──────── RAW DATA

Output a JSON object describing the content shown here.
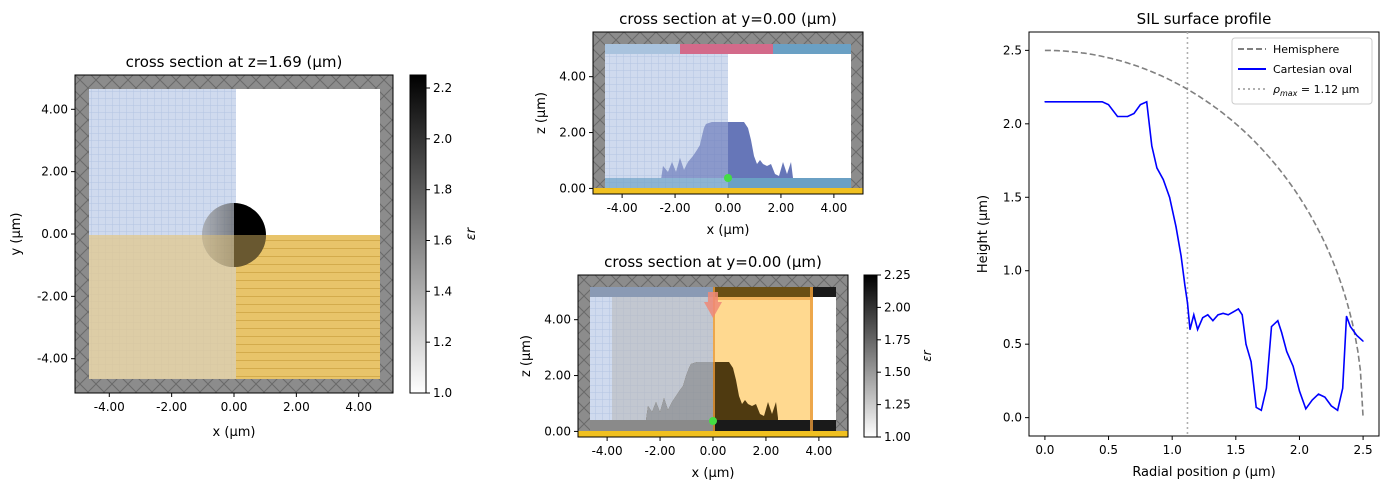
{
  "panel_a": {
    "title": "cross section at z=1.69 (μm)",
    "xlabel": "x (μm)",
    "ylabel": "y (μm)",
    "xticks": [
      "-4.00",
      "-2.00",
      "0.00",
      "2.00",
      "4.00"
    ],
    "yticks": [
      "4.00",
      "2.00",
      "0.00",
      "-2.00",
      "-4.00"
    ],
    "colorbar": {
      "label": "εr",
      "ticks": [
        "2.2",
        "2.0",
        "1.8",
        "1.6",
        "1.4",
        "1.2",
        "1.0"
      ]
    }
  },
  "panel_b": {
    "title": "cross section at y=0.00 (μm)",
    "xlabel": "x (μm)",
    "ylabel": "z (μm)",
    "xticks": [
      "-4.00",
      "-2.00",
      "0.00",
      "2.00",
      "4.00"
    ],
    "yticks": [
      "4.00",
      "2.00",
      "0.00"
    ]
  },
  "panel_c": {
    "title": "cross section at y=0.00 (μm)",
    "xlabel": "x (μm)",
    "ylabel": "z (μm)",
    "xticks": [
      "-4.00",
      "-2.00",
      "0.00",
      "2.00",
      "4.00"
    ],
    "yticks": [
      "4.00",
      "2.00",
      "0.00"
    ],
    "colorbar": {
      "label": "εr",
      "ticks": [
        "2.25",
        "2.00",
        "1.75",
        "1.50",
        "1.25",
        "1.00"
      ]
    }
  },
  "chart_data": {
    "type": "line",
    "title": "SIL surface profile",
    "xlabel": "Radial position ρ (μm)",
    "ylabel": "Height (μm)",
    "xlim": [
      -0.125,
      2.625
    ],
    "ylim": [
      -0.125,
      2.625
    ],
    "xticks": [
      "0.0",
      "0.5",
      "1.0",
      "1.5",
      "2.0",
      "2.5"
    ],
    "yticks": [
      "0.0",
      "0.5",
      "1.0",
      "1.5",
      "2.0",
      "2.5"
    ],
    "legend_position": "top-right",
    "colors": {
      "hemisphere": "#808080",
      "oval": "#0000ff",
      "rho_max": "#b0b0b0"
    },
    "series": [
      {
        "name": "Hemisphere",
        "style": "dashed",
        "function": "sqrt(2.5^2 - x^2)",
        "x_range": [
          0,
          2.5
        ]
      },
      {
        "name": "Cartesian oval",
        "style": "solid",
        "x": [
          0.0,
          0.1,
          0.2,
          0.3,
          0.4,
          0.45,
          0.5,
          0.57,
          0.65,
          0.7,
          0.75,
          0.8,
          0.84,
          0.88,
          0.93,
          0.98,
          1.03,
          1.07,
          1.1,
          1.12,
          1.14,
          1.17,
          1.2,
          1.24,
          1.28,
          1.32,
          1.36,
          1.4,
          1.44,
          1.48,
          1.52,
          1.55,
          1.58,
          1.62,
          1.66,
          1.7,
          1.74,
          1.78,
          1.83,
          1.86,
          1.9,
          1.95,
          2.0,
          2.05,
          2.1,
          2.15,
          2.2,
          2.25,
          2.3,
          2.34,
          2.37,
          2.4,
          2.45,
          2.5
        ],
        "y": [
          2.15,
          2.15,
          2.15,
          2.15,
          2.15,
          2.15,
          2.13,
          2.05,
          2.05,
          2.07,
          2.13,
          2.15,
          1.85,
          1.7,
          1.62,
          1.5,
          1.3,
          1.1,
          0.9,
          0.78,
          0.6,
          0.7,
          0.6,
          0.68,
          0.7,
          0.66,
          0.7,
          0.71,
          0.7,
          0.72,
          0.74,
          0.7,
          0.5,
          0.38,
          0.07,
          0.05,
          0.2,
          0.62,
          0.66,
          0.58,
          0.45,
          0.35,
          0.18,
          0.06,
          0.12,
          0.16,
          0.14,
          0.08,
          0.05,
          0.2,
          0.69,
          0.62,
          0.56,
          0.52
        ]
      },
      {
        "name": "ρmax = 1.12 μm",
        "style": "dotted",
        "x_value": 1.12
      }
    ],
    "legend": [
      {
        "label": "Hemisphere",
        "key": "hemisphere"
      },
      {
        "label": "Cartesian oval",
        "key": "oval"
      },
      {
        "label_main": "ρ",
        "label_sub": "max",
        "label_rest": " = 1.12 μm",
        "key": "rho_max"
      }
    ]
  }
}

────────────────

▶ _EXERCISE DIRECTIONS_: Find the word "oval" in the records and pull out each line that has it.

▶ _RESULT FOR THIS EXERCISE_:
      "oval": "#0000ff",
        "name": "Cartesian oval",
        "label": "Cartesian oval",
        "key": "oval"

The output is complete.